(Entries from a dataset)

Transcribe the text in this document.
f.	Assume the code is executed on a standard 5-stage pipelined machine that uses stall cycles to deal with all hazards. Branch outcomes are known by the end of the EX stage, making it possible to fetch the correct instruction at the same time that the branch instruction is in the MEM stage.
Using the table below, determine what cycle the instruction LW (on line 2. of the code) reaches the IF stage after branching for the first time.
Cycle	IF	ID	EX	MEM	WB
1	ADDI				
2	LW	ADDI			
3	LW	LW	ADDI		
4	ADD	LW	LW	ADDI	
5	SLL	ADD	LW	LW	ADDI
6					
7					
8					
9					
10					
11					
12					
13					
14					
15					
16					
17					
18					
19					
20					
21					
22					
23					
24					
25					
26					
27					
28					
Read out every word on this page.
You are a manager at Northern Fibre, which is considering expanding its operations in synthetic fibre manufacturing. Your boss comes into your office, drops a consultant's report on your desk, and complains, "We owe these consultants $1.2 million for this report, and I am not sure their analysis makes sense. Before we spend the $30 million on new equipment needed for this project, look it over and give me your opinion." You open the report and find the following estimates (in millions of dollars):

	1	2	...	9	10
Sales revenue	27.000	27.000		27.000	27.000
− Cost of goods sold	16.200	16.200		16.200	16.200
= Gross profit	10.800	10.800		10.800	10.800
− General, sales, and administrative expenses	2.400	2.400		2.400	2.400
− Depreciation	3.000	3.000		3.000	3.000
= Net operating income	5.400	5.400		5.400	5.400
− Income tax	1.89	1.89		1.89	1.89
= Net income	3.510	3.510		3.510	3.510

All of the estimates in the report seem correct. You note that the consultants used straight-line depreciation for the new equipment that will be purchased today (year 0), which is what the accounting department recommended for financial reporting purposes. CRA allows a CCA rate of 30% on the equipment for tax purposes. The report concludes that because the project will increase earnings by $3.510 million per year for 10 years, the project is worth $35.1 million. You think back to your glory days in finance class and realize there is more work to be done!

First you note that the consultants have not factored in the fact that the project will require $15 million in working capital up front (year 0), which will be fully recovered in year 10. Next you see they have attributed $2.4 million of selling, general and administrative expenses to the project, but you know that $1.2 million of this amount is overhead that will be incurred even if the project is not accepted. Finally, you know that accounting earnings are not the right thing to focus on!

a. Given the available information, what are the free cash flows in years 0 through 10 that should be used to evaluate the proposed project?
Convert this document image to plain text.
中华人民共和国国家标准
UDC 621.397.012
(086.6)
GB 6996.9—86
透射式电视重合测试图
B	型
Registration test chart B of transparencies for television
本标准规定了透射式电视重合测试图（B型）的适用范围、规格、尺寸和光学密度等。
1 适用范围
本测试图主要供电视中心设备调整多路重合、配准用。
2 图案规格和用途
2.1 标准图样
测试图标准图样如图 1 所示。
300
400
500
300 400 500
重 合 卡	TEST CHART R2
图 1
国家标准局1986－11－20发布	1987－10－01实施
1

Written problem:
Search the lines for the string "document" and copy every line that has it.

Completed task:
Transcribe the text in this document.
Convert this document image to plain text.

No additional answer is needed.